■ WORK INSTRUCTIONS: Set the listing down again exactly, please, apart from its pictures.

--*--

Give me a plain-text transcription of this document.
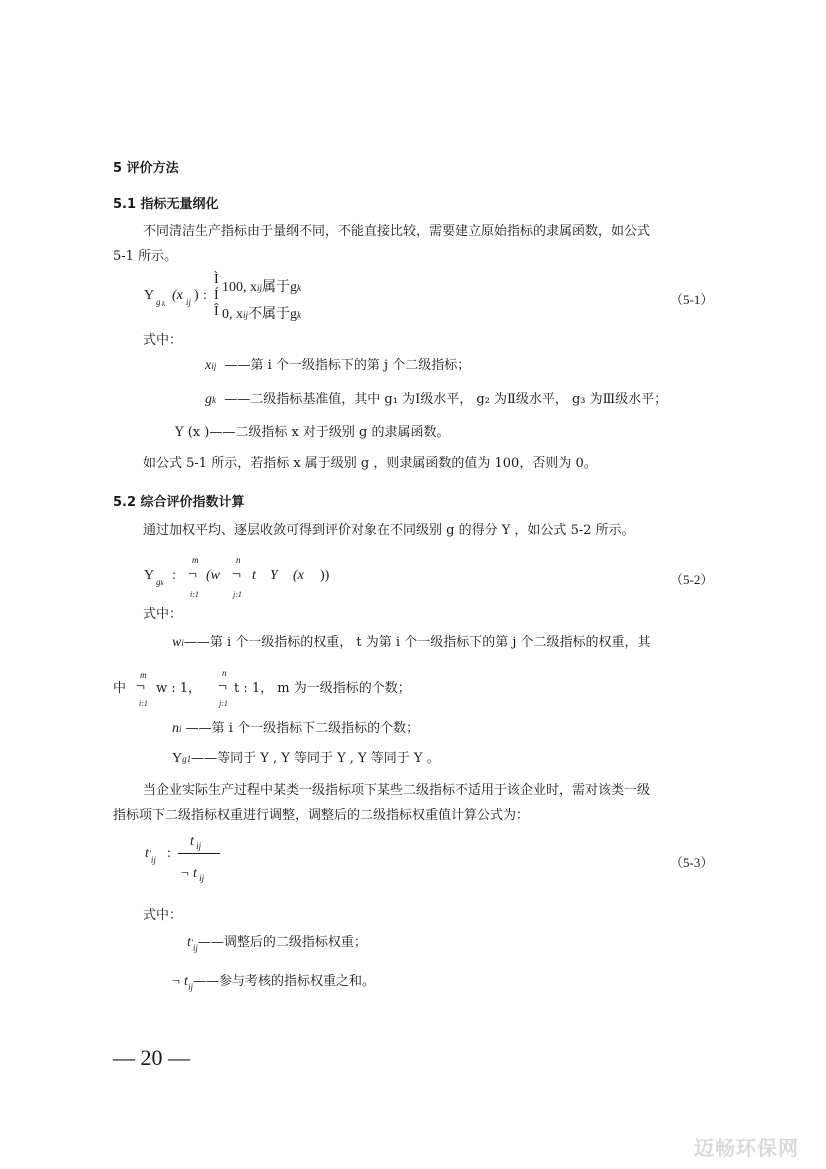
5 评价方法
5.1 指标无量纲化
不同清洁生产指标由于量纲不同，不能直接比较，需要建立原始指标的隶属函数，如公式
5-1 所示。
Y g k
(x ij ) :
Ì
Í
Î
100, xij属于gk
0, xij不属于gk
（5-1）
式中：
xij ——第 i 个一级指标下的第 j 个二级指标；
gk ——二级指标基准值，其中 g₁ 为Ⅰ级水平， g₂ 为Ⅱ级水平， g₃ 为Ⅲ级水平；
Y (x )——二级指标 x 对于级别 g 的隶属函数。
如公式 5-1 所示，若指标 x 属于级别 g ，则隶属函数的值为 100，否则为 0。
5.2 综合评价指数计算
通过加权平均、逐层收敛可得到评价对象在不同级别 g 的得分 Y ，如公式 5-2 所示。
Y gk :
m
¬
i:1
(w
n
¬
j:1
t Y (x ))	（5-2）
式中：
wi——第 i 个一级指标的权重， t 为第 i 个一级指标下的第 j 个二级指标的权重，其
中
m
¬
i:1
w : 1，
n
¬
j:1
t : 1， m 为一级指标的个数；
ni ——第 i 个一级指标下二级指标的个数；
Yg1——等同于 Y , Y 等同于 Y , Y 等同于 Y 。
当企业实际生产过程中某类一级指标项下某些二级指标不适用于该企业时，需对该类一级
指标项下二级指标权重进行调整，调整后的二级指标权重值计算公式为：
$t'_{ij}$ :
t $_{ij}$
¬ t $_{ij}$
（5-3）
式中：
$t'_{ij}——$调整后的二级指标权重；
¬ $t_{ij}——$参与考核的指标权重之和。
— 20 —
迈畅环保网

--*--

■ EXERCISE ANSWER:
Give me a plain-text transcription of this document.
5 评价方法
5.1 指标无量纲化
不同清洁生产指标由于量纲不同，不能直接比较，需要建立原始指标的隶属函数，如公式
5-1 所示。
Y g k
(x ij ) :
Ì
Í
Î
100, xij属于gk
0, xij不属于gk
（5-1）
式中：
xij ——第 i 个一级指标下的第 j 个二级指标；
gk ——二级指标基准值，其中 g₁ 为Ⅰ级水平， g₂ 为Ⅱ级水平， g₃ 为Ⅲ级水平；
Y (x )——二级指标 x 对于级别 g 的隶属函数。
如公式 5-1 所示，若指标 x 属于级别 g ，则隶属函数的值为 100，否则为 0。
5.2 综合评价指数计算
通过加权平均、逐层收敛可得到评价对象在不同级别 g 的得分 Y ，如公式 5-2 所示。
Y gk :
m
¬
i:1
(w
n
¬
j:1
t Y (x ))	（5-2）
式中：
wi——第 i 个一级指标的权重， t 为第 i 个一级指标下的第 j 个二级指标的权重，其
中
m
¬
i:1
w : 1，
n
¬
j:1
t : 1， m 为一级指标的个数；
ni ——第 i 个一级指标下二级指标的个数；
Yg1——等同于 Y , Y 等同于 Y , Y 等同于 Y 。
当企业实际生产过程中某类一级指标项下某些二级指标不适用于该企业时，需对该类一级
指标项下二级指标权重进行调整，调整后的二级指标权重值计算公式为：
$t'_{ij}$ :
t $_{ij}$
¬ t $_{ij}$
（5-3）
式中：
$t'_{ij}——$调整后的二级指标权重；
¬ $t_{ij}——$参与考核的指标权重之和。
— 20 —
迈畅环保网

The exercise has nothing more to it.